• [WHAT IS REQUIRED]:
Update the rows below by replacing every "caret-icon" with "dropdown-arrow", leaving everything else unchanged.

———

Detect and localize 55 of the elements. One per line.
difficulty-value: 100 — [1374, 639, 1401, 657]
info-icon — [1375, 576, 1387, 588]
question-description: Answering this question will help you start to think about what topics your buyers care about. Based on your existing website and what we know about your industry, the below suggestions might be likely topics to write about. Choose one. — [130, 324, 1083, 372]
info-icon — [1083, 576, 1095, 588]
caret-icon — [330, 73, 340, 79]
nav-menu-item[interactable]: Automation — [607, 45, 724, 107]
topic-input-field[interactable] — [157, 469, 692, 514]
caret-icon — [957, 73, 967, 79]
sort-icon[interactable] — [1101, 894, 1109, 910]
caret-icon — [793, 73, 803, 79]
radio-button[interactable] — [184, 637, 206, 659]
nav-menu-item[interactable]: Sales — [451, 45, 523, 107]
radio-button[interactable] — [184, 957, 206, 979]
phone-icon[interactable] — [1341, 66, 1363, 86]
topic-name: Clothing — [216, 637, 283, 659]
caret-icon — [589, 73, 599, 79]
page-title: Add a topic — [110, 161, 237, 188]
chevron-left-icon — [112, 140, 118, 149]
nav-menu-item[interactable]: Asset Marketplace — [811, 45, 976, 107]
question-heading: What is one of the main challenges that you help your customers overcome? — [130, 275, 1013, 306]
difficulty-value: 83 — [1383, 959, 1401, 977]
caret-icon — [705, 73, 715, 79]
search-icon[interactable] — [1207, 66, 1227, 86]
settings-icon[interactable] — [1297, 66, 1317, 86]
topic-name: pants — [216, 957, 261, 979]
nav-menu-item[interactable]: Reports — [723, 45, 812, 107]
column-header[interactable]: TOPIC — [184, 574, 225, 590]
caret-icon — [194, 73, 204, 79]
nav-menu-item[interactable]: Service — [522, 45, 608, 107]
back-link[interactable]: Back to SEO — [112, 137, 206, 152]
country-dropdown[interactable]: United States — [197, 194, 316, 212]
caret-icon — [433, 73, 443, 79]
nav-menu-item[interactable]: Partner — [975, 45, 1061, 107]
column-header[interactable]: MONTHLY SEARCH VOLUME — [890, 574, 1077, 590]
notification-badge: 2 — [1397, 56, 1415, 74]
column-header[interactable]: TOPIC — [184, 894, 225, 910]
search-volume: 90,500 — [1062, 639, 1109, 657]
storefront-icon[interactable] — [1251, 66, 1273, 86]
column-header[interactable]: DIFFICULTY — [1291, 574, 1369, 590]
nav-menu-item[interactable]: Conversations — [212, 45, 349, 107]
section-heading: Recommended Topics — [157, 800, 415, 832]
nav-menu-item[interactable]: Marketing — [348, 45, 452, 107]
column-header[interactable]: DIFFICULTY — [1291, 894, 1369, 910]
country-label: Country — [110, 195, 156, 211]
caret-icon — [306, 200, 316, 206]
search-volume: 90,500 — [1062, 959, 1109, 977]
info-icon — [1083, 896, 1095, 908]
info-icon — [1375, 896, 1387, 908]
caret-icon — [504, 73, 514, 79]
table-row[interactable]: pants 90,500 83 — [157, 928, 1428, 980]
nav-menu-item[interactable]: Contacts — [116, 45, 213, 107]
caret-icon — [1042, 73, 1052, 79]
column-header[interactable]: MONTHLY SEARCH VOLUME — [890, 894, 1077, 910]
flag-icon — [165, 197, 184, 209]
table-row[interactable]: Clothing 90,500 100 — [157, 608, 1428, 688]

———

• [SOLUTION]:
Detect and localize 55 of the elements. One per line.
difficulty-value: 100 — [1374, 639, 1401, 657]
info-icon — [1375, 576, 1387, 588]
question-description: Answering this question will help you start to think about what topics your buyers care about. Based on your existing website and what we know about your industry, the below suggestions might be likely topics to write about. Choose one. — [130, 324, 1083, 372]
info-icon — [1083, 576, 1095, 588]
dropdown-arrow — [330, 73, 340, 79]
nav-menu-item[interactable]: Automation — [607, 45, 724, 107]
topic-input-field[interactable] — [157, 469, 692, 514]
dropdown-arrow — [957, 73, 967, 79]
sort-icon[interactable] — [1101, 894, 1109, 910]
dropdown-arrow — [793, 73, 803, 79]
radio-button[interactable] — [184, 637, 206, 659]
nav-menu-item[interactable]: Sales — [451, 45, 523, 107]
radio-button[interactable] — [184, 957, 206, 979]
phone-icon[interactable] — [1341, 66, 1363, 86]
topic-name: Clothing — [216, 637, 283, 659]
dropdown-arrow — [589, 73, 599, 79]
page-title: Add a topic — [110, 161, 237, 188]
chevron-left-icon — [112, 140, 118, 149]
nav-menu-item[interactable]: Asset Marketplace — [811, 45, 976, 107]
question-heading: What is one of the main challenges that you help your customers overcome? — [130, 275, 1013, 306]
difficulty-value: 83 — [1383, 959, 1401, 977]
dropdown-arrow — [705, 73, 715, 79]
search-icon[interactable] — [1207, 66, 1227, 86]
settings-icon[interactable] — [1297, 66, 1317, 86]
topic-name: pants — [216, 957, 261, 979]
nav-menu-item[interactable]: Reports — [723, 45, 812, 107]
column-header[interactable]: TOPIC — [184, 574, 225, 590]
dropdown-arrow — [194, 73, 204, 79]
nav-menu-item[interactable]: Service — [522, 45, 608, 107]
back-link[interactable]: Back to SEO — [112, 137, 206, 152]
country-dropdown[interactable]: United States — [197, 194, 316, 212]
dropdown-arrow — [433, 73, 443, 79]
nav-menu-item[interactable]: Partner — [975, 45, 1061, 107]
column-header[interactable]: MONTHLY SEARCH VOLUME — [890, 574, 1077, 590]
notification-badge: 2 — [1397, 56, 1415, 74]
column-header[interactable]: TOPIC — [184, 894, 225, 910]
search-volume: 90,500 — [1062, 639, 1109, 657]
storefront-icon[interactable] — [1251, 66, 1273, 86]
column-header[interactable]: DIFFICULTY — [1291, 574, 1369, 590]
nav-menu-item[interactable]: Conversations — [212, 45, 349, 107]
section-heading: Recommended Topics — [157, 800, 415, 832]
nav-menu-item[interactable]: Marketing — [348, 45, 452, 107]
column-header[interactable]: DIFFICULTY — [1291, 894, 1369, 910]
country-label: Country — [110, 195, 156, 211]
dropdown-arrow — [306, 200, 316, 206]
search-volume: 90,500 — [1062, 959, 1109, 977]
info-icon — [1083, 896, 1095, 908]
info-icon — [1375, 896, 1387, 908]
dropdown-arrow — [504, 73, 514, 79]
table-row[interactable]: pants 90,500 83 — [157, 928, 1428, 980]
nav-menu-item[interactable]: Contacts — [116, 45, 213, 107]
dropdown-arrow — [1042, 73, 1052, 79]
column-header[interactable]: MONTHLY SEARCH VOLUME — [890, 894, 1077, 910]
flag-icon — [165, 197, 184, 209]
table-row[interactable]: Clothing 90,500 100 — [157, 608, 1428, 688]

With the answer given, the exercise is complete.